### AIM OF THE TASK
Locate all lines with the word "Small" and copy them out.

___ DATA IN THIS EXERCISE

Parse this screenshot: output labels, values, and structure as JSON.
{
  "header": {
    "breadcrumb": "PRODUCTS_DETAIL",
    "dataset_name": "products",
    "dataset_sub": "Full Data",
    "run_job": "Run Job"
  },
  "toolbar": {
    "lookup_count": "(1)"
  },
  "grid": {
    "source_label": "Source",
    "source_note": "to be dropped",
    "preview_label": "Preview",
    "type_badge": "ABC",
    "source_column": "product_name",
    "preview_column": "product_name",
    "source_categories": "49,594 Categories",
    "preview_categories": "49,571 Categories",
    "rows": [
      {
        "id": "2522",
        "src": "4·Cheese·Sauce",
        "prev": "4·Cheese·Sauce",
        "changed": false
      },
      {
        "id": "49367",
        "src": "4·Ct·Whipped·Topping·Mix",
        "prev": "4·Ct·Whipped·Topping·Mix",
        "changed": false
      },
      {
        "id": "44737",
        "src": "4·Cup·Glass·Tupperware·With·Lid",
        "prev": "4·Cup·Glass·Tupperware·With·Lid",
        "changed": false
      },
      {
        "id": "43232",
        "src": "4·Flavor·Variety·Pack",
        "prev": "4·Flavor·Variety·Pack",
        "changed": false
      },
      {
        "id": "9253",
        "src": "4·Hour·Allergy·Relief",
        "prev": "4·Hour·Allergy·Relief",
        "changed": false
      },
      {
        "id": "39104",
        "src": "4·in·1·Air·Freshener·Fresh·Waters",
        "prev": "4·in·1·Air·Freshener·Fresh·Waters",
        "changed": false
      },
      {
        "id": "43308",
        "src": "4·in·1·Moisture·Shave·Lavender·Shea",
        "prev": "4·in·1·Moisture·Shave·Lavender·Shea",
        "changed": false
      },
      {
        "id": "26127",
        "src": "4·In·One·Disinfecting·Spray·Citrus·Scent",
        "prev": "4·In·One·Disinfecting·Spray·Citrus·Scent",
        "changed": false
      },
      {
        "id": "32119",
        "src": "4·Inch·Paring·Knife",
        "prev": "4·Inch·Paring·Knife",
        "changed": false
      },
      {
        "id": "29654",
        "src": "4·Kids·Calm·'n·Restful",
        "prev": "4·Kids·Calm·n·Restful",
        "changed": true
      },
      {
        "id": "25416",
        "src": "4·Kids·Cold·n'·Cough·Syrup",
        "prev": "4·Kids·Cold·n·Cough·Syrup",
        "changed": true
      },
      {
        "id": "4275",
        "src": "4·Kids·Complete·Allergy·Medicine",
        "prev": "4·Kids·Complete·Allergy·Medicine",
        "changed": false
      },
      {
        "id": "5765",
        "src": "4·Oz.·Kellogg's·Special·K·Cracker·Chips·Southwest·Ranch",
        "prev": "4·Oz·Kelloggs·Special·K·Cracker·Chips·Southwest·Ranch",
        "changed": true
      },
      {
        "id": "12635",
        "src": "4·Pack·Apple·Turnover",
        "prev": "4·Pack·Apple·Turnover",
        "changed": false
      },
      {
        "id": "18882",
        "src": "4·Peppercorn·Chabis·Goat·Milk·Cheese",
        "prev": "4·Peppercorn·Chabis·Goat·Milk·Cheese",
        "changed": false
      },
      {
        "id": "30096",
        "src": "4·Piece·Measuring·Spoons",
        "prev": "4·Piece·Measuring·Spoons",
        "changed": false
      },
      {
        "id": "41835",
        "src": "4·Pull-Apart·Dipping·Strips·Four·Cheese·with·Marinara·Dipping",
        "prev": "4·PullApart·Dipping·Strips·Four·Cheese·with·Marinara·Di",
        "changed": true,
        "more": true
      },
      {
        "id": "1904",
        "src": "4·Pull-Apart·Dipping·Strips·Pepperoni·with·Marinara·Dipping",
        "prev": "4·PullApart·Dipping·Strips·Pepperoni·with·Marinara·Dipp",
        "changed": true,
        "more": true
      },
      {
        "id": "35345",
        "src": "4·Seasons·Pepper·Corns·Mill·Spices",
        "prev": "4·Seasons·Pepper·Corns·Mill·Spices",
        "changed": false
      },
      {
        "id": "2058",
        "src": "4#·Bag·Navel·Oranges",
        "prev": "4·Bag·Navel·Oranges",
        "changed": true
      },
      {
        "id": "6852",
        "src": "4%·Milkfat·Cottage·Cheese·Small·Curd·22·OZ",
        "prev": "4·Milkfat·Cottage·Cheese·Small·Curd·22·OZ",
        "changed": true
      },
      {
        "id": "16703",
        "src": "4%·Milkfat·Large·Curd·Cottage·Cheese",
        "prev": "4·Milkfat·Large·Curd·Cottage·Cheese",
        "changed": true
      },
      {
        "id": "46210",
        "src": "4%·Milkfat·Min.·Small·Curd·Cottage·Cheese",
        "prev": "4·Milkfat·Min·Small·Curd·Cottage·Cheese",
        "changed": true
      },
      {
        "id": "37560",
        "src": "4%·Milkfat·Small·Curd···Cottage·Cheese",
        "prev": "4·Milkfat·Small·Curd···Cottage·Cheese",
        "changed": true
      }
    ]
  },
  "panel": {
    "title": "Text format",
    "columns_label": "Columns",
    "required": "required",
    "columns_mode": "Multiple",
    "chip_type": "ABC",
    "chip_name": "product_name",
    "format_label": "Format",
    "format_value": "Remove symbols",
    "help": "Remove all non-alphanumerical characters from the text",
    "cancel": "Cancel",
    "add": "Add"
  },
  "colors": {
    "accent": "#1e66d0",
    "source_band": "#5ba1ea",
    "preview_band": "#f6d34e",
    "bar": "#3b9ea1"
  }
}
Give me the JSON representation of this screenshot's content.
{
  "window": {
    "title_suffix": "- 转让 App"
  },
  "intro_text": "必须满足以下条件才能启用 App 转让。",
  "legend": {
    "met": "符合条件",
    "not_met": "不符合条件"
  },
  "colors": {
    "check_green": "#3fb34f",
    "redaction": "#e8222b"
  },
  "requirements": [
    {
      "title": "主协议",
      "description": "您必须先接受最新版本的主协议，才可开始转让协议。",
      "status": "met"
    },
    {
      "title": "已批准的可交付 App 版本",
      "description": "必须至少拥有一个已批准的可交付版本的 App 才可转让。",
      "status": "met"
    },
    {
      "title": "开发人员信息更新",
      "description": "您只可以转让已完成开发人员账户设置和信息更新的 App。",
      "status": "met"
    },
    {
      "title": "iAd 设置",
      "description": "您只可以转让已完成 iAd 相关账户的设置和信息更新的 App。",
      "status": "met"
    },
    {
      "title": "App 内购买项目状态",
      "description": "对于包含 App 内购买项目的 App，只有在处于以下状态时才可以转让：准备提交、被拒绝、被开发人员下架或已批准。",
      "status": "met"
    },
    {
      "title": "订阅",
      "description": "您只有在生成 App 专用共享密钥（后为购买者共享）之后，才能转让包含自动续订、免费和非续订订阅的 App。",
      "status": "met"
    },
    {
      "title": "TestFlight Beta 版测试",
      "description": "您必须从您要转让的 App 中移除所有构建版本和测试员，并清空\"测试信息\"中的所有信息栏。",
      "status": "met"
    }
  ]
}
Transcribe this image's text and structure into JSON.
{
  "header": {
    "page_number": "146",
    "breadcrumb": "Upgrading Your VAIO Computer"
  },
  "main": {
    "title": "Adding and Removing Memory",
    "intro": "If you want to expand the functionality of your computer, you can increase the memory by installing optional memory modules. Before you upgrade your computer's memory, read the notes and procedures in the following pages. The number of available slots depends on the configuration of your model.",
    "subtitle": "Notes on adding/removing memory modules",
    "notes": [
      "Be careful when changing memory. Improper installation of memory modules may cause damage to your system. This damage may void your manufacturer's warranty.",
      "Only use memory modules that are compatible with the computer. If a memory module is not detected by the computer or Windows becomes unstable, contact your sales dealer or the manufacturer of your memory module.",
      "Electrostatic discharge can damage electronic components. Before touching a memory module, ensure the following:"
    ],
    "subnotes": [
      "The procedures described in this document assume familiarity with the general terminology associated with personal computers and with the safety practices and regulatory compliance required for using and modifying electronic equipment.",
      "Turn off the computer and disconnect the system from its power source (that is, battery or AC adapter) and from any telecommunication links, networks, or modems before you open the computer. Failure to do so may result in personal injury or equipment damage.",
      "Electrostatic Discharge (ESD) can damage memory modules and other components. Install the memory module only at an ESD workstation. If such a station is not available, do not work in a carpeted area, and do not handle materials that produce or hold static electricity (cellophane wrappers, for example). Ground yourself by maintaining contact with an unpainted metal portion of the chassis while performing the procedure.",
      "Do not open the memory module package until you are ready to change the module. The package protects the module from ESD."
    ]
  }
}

______

### THE ANSWER
        "src": "4%·Milkfat·Cottage·Cheese·Small·Curd·22·OZ",
        "prev": "4·Milkfat·Cottage·Cheese·Small·Curd·22·OZ",
        "src": "4%·Milkfat·Min.·Small·Curd·Cottage·Cheese",
        "prev": "4·Milkfat·Min·Small·Curd·Cottage·Cheese",
        "src": "4%·Milkfat·Small·Curd···Cottage·Cheese",
        "prev": "4·Milkfat·Small·Curd···Cottage·Cheese",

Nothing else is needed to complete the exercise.